>> Begin STORED ROWS
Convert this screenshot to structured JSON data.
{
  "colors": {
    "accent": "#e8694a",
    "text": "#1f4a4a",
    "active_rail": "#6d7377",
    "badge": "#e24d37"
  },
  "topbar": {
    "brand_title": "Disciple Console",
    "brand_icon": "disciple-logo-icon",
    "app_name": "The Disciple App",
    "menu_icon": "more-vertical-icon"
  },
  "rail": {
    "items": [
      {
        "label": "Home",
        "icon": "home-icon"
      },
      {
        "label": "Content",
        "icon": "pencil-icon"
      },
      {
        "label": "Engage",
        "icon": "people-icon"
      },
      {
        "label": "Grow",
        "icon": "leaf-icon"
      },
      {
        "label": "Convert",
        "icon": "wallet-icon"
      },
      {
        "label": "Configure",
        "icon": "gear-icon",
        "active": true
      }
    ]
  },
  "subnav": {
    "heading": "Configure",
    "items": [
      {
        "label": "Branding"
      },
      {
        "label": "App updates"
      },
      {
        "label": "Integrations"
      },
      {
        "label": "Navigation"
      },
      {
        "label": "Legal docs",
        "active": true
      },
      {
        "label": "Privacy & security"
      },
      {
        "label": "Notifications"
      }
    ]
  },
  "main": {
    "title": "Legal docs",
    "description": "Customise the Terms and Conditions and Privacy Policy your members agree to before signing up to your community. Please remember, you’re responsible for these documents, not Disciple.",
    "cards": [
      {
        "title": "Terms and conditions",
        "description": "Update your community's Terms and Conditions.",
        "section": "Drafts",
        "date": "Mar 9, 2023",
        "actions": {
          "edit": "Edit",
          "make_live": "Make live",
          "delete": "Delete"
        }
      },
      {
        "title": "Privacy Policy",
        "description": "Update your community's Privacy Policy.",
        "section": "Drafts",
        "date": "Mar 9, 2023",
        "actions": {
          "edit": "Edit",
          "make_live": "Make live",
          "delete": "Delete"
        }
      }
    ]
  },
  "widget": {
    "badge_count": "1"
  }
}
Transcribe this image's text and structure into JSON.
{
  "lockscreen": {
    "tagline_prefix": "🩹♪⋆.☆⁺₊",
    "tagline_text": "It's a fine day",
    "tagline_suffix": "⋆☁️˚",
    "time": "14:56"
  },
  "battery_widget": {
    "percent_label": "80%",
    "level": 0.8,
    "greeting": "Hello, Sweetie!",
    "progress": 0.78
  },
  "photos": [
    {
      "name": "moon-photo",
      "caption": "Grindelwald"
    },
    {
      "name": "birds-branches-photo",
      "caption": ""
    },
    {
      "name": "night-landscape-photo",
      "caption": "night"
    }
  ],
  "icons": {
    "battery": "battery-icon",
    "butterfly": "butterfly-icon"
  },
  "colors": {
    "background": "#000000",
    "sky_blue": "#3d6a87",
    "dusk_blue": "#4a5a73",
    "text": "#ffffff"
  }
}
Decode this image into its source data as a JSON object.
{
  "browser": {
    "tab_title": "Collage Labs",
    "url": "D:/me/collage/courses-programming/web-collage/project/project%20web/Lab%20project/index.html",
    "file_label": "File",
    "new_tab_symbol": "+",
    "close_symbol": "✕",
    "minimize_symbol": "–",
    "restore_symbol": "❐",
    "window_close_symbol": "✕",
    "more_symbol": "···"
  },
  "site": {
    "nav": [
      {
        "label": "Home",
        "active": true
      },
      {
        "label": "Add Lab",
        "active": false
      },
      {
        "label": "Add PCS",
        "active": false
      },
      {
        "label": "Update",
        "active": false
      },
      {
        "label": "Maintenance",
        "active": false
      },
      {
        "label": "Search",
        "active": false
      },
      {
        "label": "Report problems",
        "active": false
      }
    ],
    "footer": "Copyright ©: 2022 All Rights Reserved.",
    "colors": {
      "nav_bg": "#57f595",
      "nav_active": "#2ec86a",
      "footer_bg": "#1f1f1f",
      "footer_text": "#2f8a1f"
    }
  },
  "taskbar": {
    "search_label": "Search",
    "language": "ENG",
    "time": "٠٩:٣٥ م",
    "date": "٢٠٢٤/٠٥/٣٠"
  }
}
>> End STORED ROWS
**INSTRUCTION:** Nothing should be left out: repeat all of the data exactly.

**CORRECT OUTPUT:**
Convert this screenshot to structured JSON data.
{
  "colors": {
    "accent": "#e8694a",
    "text": "#1f4a4a",
    "active_rail": "#6d7377",
    "badge": "#e24d37"
  },
  "topbar": {
    "brand_title": "Disciple Console",
    "brand_icon": "disciple-logo-icon",
    "app_name": "The Disciple App",
    "menu_icon": "more-vertical-icon"
  },
  "rail": {
    "items": [
      {
        "label": "Home",
        "icon": "home-icon"
      },
      {
        "label": "Content",
        "icon": "pencil-icon"
      },
      {
        "label": "Engage",
        "icon": "people-icon"
      },
      {
        "label": "Grow",
        "icon": "leaf-icon"
      },
      {
        "label": "Convert",
        "icon": "wallet-icon"
      },
      {
        "label": "Configure",
        "icon": "gear-icon",
        "active": true
      }
    ]
  },
  "subnav": {
    "heading": "Configure",
    "items": [
      {
        "label": "Branding"
      },
      {
        "label": "App updates"
      },
      {
        "label": "Integrations"
      },
      {
        "label": "Navigation"
      },
      {
        "label": "Legal docs",
        "active": true
      },
      {
        "label": "Privacy & security"
      },
      {
        "label": "Notifications"
      }
    ]
  },
  "main": {
    "title": "Legal docs",
    "description": "Customise the Terms and Conditions and Privacy Policy your members agree to before signing up to your community. Please remember, you’re responsible for these documents, not Disciple.",
    "cards": [
      {
        "title": "Terms and conditions",
        "description": "Update your community's Terms and Conditions.",
        "section": "Drafts",
        "date": "Mar 9, 2023",
        "actions": {
          "edit": "Edit",
          "make_live": "Make live",
          "delete": "Delete"
        }
      },
      {
        "title": "Privacy Policy",
        "description": "Update your community's Privacy Policy.",
        "section": "Drafts",
        "date": "Mar 9, 2023",
        "actions": {
          "edit": "Edit",
          "make_live": "Make live",
          "delete": "Delete"
        }
      }
    ]
  },
  "widget": {
    "badge_count": "1"
  }
}
Transcribe this image's text and structure into JSON.
{
  "lockscreen": {
    "tagline_prefix": "🩹♪⋆.☆⁺₊",
    "tagline_text": "It's a fine day",
    "tagline_suffix": "⋆☁️˚",
    "time": "14:56"
  },
  "battery_widget": {
    "percent_label": "80%",
    "level": 0.8,
    "greeting": "Hello, Sweetie!",
    "progress": 0.78
  },
  "photos": [
    {
      "name": "moon-photo",
      "caption": "Grindelwald"
    },
    {
      "name": "birds-branches-photo",
      "caption": ""
    },
    {
      "name": "night-landscape-photo",
      "caption": "night"
    }
  ],
  "icons": {
    "battery": "battery-icon",
    "butterfly": "butterfly-icon"
  },
  "colors": {
    "background": "#000000",
    "sky_blue": "#3d6a87",
    "dusk_blue": "#4a5a73",
    "text": "#ffffff"
  }
}
Decode this image into its source data as a JSON object.
{
  "browser": {
    "tab_title": "Collage Labs",
    "url": "D:/me/collage/courses-programming/web-collage/project/project%20web/Lab%20project/index.html",
    "file_label": "File",
    "new_tab_symbol": "+",
    "close_symbol": "✕",
    "minimize_symbol": "–",
    "restore_symbol": "❐",
    "window_close_symbol": "✕",
    "more_symbol": "···"
  },
  "site": {
    "nav": [
      {
        "label": "Home",
        "active": true
      },
      {
        "label": "Add Lab",
        "active": false
      },
      {
        "label": "Add PCS",
        "active": false
      },
      {
        "label": "Update",
        "active": false
      },
      {
        "label": "Maintenance",
        "active": false
      },
      {
        "label": "Search",
        "active": false
      },
      {
        "label": "Report problems",
        "active": false
      }
    ],
    "footer": "Copyright ©: 2022 All Rights Reserved.",
    "colors": {
      "nav_bg": "#57f595",
      "nav_active": "#2ec86a",
      "footer_bg": "#1f1f1f",
      "footer_text": "#2f8a1f"
    }
  },
  "taskbar": {
    "search_label": "Search",
    "language": "ENG",
    "time": "٠٩:٣٥ م",
    "date": "٢٠٢٤/٠٥/٣٠"
  }
}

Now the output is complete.